(Dataset items)
------------------------------------------------------------

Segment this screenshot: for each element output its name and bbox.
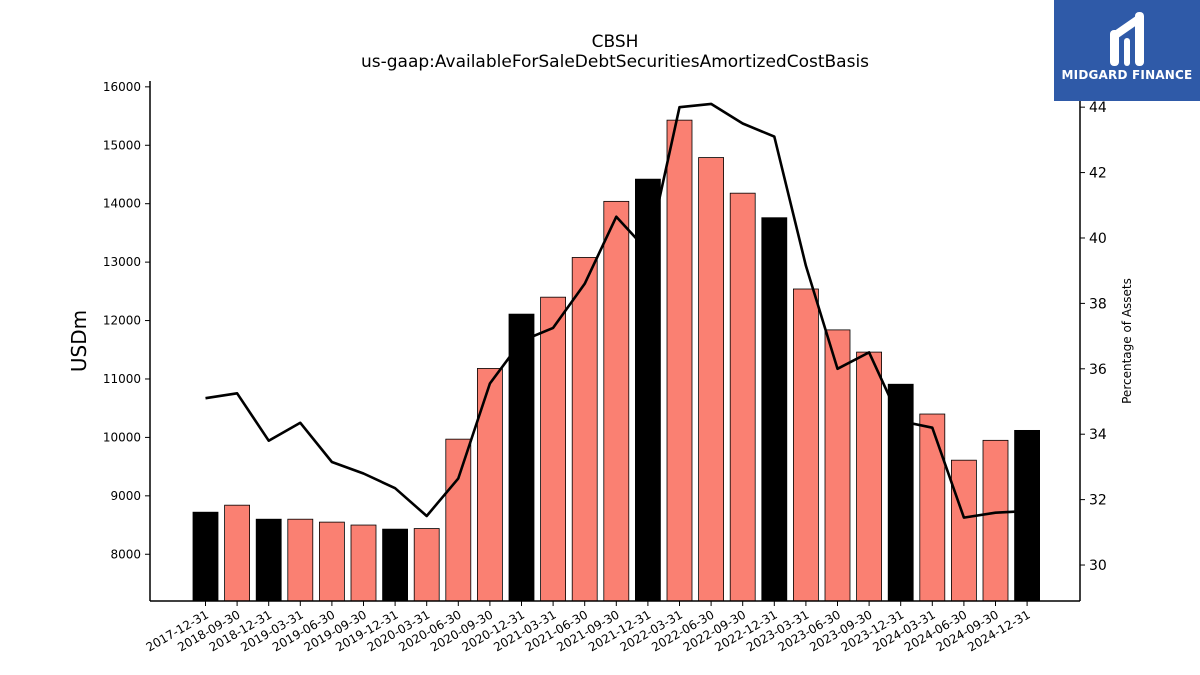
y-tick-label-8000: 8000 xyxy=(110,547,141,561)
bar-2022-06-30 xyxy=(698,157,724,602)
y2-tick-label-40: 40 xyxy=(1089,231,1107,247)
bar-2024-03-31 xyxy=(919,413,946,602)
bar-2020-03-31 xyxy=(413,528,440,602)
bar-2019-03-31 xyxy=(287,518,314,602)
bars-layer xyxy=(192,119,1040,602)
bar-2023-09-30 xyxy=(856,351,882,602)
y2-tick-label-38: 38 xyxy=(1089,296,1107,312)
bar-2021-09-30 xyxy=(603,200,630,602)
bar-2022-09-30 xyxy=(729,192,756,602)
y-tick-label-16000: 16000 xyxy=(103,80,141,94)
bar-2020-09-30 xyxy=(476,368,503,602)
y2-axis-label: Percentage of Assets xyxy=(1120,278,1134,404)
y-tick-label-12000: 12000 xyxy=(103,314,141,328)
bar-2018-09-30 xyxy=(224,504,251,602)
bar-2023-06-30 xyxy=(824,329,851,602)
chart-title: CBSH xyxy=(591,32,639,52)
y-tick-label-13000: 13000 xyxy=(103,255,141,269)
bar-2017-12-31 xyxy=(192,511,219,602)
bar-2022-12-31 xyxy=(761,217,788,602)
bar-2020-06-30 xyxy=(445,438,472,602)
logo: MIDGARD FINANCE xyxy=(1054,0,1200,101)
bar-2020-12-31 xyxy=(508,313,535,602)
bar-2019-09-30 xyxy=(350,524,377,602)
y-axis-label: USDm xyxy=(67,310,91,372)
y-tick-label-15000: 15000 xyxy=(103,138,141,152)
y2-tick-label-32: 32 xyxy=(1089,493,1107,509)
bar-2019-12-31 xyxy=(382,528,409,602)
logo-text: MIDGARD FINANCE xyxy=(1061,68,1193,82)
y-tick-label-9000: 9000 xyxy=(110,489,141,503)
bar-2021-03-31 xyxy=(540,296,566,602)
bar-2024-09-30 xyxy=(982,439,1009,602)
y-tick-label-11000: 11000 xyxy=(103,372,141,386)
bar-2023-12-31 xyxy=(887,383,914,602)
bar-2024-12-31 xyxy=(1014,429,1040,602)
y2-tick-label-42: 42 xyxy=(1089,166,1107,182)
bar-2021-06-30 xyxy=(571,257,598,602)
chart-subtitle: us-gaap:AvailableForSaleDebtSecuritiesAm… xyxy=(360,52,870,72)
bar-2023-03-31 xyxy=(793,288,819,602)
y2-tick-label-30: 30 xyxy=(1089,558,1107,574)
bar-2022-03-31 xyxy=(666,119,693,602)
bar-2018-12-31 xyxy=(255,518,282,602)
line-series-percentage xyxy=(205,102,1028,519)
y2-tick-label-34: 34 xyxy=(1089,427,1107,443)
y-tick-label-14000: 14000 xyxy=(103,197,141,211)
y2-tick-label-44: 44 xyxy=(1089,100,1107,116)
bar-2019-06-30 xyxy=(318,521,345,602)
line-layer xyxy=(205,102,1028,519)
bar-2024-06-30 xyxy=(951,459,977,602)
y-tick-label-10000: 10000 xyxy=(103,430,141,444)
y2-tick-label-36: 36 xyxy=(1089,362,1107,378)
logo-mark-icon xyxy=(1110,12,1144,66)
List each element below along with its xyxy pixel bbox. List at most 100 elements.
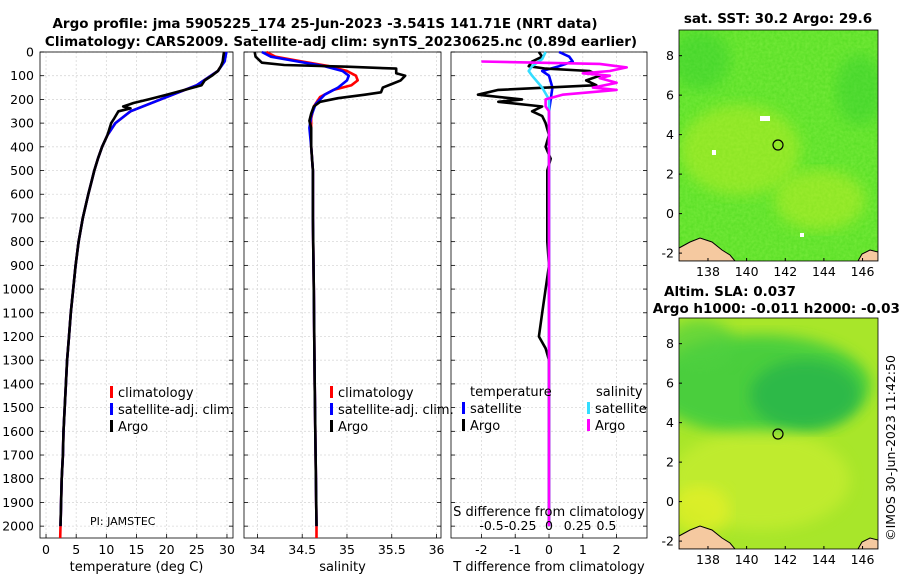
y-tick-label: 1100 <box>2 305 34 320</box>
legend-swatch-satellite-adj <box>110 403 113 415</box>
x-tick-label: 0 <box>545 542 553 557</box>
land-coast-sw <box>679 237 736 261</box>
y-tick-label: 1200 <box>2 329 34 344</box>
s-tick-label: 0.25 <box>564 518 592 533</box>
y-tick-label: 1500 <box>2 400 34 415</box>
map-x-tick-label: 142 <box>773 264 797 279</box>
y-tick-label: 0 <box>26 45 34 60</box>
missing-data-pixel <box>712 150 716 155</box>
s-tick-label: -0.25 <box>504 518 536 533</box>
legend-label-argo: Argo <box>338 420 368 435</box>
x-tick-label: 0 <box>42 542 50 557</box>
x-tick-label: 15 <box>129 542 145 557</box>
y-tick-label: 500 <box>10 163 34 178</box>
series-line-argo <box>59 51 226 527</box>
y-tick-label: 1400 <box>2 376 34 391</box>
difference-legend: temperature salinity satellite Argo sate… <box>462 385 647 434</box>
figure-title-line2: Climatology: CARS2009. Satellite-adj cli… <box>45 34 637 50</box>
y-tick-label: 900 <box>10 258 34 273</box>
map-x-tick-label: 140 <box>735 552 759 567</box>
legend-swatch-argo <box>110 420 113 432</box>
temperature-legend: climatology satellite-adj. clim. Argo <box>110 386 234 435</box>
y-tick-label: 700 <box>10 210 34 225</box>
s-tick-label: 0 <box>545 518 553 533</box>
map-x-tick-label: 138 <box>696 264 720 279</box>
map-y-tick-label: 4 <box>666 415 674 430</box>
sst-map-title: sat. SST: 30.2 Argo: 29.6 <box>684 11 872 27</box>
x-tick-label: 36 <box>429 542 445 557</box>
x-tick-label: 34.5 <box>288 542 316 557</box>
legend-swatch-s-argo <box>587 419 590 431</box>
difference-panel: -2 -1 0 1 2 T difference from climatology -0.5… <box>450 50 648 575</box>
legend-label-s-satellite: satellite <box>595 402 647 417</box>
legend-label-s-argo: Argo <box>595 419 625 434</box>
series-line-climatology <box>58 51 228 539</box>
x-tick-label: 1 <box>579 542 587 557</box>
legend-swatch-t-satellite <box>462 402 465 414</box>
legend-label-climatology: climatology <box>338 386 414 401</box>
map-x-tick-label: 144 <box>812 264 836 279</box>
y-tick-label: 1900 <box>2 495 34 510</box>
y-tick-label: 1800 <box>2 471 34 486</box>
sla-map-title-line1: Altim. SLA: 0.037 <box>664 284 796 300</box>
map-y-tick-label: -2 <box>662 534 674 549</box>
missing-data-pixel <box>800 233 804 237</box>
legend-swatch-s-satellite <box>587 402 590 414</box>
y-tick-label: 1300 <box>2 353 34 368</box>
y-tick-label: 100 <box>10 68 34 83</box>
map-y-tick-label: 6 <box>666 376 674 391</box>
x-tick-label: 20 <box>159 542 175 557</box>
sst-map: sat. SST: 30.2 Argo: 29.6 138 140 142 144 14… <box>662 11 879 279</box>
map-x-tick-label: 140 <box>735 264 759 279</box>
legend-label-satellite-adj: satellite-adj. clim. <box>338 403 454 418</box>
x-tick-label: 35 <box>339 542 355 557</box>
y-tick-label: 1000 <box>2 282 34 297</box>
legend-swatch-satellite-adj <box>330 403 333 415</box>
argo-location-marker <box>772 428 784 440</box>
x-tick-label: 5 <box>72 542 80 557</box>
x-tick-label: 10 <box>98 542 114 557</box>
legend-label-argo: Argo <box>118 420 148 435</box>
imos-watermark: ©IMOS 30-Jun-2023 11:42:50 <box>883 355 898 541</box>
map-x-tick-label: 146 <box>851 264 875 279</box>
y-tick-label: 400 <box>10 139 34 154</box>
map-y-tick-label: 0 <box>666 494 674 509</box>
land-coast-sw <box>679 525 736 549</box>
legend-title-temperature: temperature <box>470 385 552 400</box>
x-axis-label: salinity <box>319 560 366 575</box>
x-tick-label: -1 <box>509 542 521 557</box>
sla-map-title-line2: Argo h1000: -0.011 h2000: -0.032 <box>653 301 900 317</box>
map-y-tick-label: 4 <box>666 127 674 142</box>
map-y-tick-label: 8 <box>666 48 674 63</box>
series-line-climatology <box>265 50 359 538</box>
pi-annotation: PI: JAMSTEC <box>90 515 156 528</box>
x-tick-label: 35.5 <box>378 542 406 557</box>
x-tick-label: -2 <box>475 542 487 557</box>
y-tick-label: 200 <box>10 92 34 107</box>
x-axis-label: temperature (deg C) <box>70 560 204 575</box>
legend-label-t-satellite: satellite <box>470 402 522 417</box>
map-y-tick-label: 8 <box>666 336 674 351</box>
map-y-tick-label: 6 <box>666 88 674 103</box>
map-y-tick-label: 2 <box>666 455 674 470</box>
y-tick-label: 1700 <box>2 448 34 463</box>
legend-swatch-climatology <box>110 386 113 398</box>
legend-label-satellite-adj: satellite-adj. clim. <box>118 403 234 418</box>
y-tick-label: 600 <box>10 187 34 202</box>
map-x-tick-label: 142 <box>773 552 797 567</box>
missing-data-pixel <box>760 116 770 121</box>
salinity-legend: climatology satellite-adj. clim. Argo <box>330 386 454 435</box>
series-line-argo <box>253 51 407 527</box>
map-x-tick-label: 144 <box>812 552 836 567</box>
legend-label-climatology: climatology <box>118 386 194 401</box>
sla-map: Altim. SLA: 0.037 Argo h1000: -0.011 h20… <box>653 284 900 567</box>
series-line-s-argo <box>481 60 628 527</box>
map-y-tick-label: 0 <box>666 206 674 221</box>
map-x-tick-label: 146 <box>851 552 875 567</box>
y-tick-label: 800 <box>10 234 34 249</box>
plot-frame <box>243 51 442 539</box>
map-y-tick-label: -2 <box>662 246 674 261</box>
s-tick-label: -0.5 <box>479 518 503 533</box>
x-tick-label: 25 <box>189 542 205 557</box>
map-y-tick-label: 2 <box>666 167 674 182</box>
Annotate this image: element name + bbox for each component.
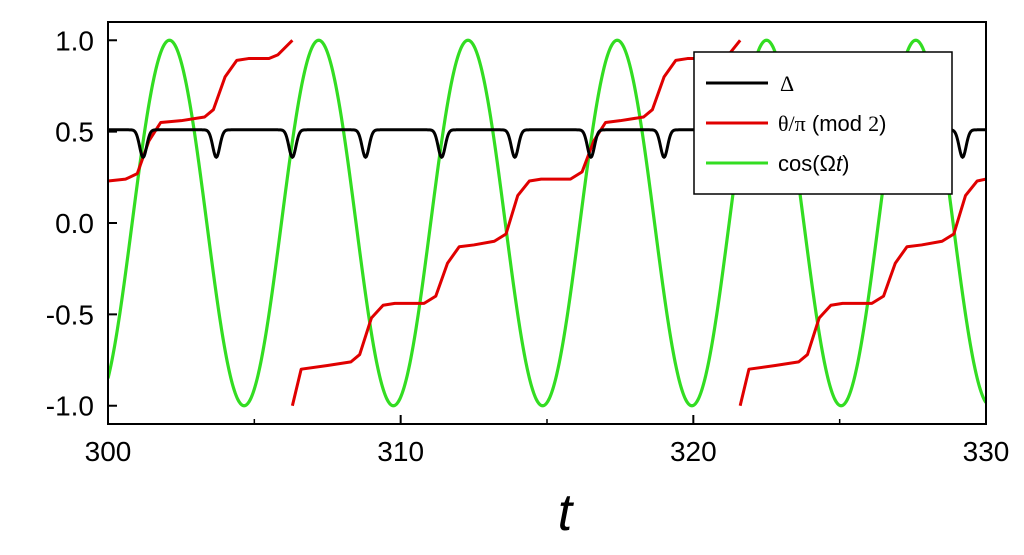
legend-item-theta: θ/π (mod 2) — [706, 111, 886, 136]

------------------------------------------------------------

• [WORK REQUIRED]
Turn the listing lines from the one containing "y-tick-label: 1100 <box>2 305 34 320</box>" through the one containing "series-line-climatology <box>58 51", both included, into a numbered list, omitting any blank lines.

• [CORRECT ANSWER]
1. y-tick-label: 1100 <box>2 305 34 320</box>
2. legend-swatch-satellite-adj <box>110 403 113 415</box>
3. x-tick-label: 0 <box>545 542 553 557</box>
4. land-coast-sw <box>679 237 736 261</box>
5. y-tick-label: 1200 <box>2 329 34 344</box>
6. s-tick-label: 0.25 <box>564 518 592 533</box>
7. y-tick-label: 1500 <box>2 400 34 415</box>
8. map-x-tick-label: 142 <box>773 264 797 279</box>
9. y-tick-label: 0 <box>26 45 34 60</box>
10. missing-data-pixel <box>712 150 716 155</box>
11. s-tick-label: -0.25 <box>504 518 536 533</box>
12. legend-label-argo: Argo <box>338 420 368 435</box>
13. x-tick-label: 0 <box>42 542 50 557</box>
14. x-tick-label: 15 <box>129 542 145 557</box>
15. y-tick-label: 500 <box>10 163 34 178</box>
16. series-line-argo <box>59 51 226 527</box>
17. y-tick-label: 1400 <box>2 376 34 391</box>
18. difference-legend: temperature salinity satellite Argo sate… <box>462 385 647 434</box>
19. figure-title-line2: Climatology: CARS2009. Satellite-adj cli… <box>45 34 637 50</box>
20. y-tick-label: 900 <box>10 258 34 273</box>
21. map-x-tick-label: 140 <box>735 552 759 567</box>
22. legend-swatch-argo <box>110 420 113 432</box>
23. temperature-legend: climatology satellite-adj. clim. Argo <box>110 386 234 435</box>
24. y-tick-label: 700 <box>10 210 34 225</box>
25. s-tick-label: 0 <box>545 518 553 533</box>
26. map-x-tick-label: 138 <box>696 264 720 279</box>
27. map-y-tick-label: 4 <box>666 415 674 430</box>
28. sst-map-title: sat. SST: 30.2 Argo: 29.6 <box>684 11 872 27</box>
29. x-tick-label: 36 <box>429 542 445 557</box>
30. x-tick-label: 34.5 <box>288 542 316 557</box>
31. legend-swatch-s-argo <box>587 419 590 431</box>
32. difference-panel: -2 -1 0 1 2 T difference from climatology -0.5… <box>450 50 648 575</box>
33. legend-label-s-satellite: satellite <box>595 402 647 417</box>
34. legend-label-s-argo: Argo <box>595 419 625 434</box>
35. series-line-climatology <box>58 51 228 539</box>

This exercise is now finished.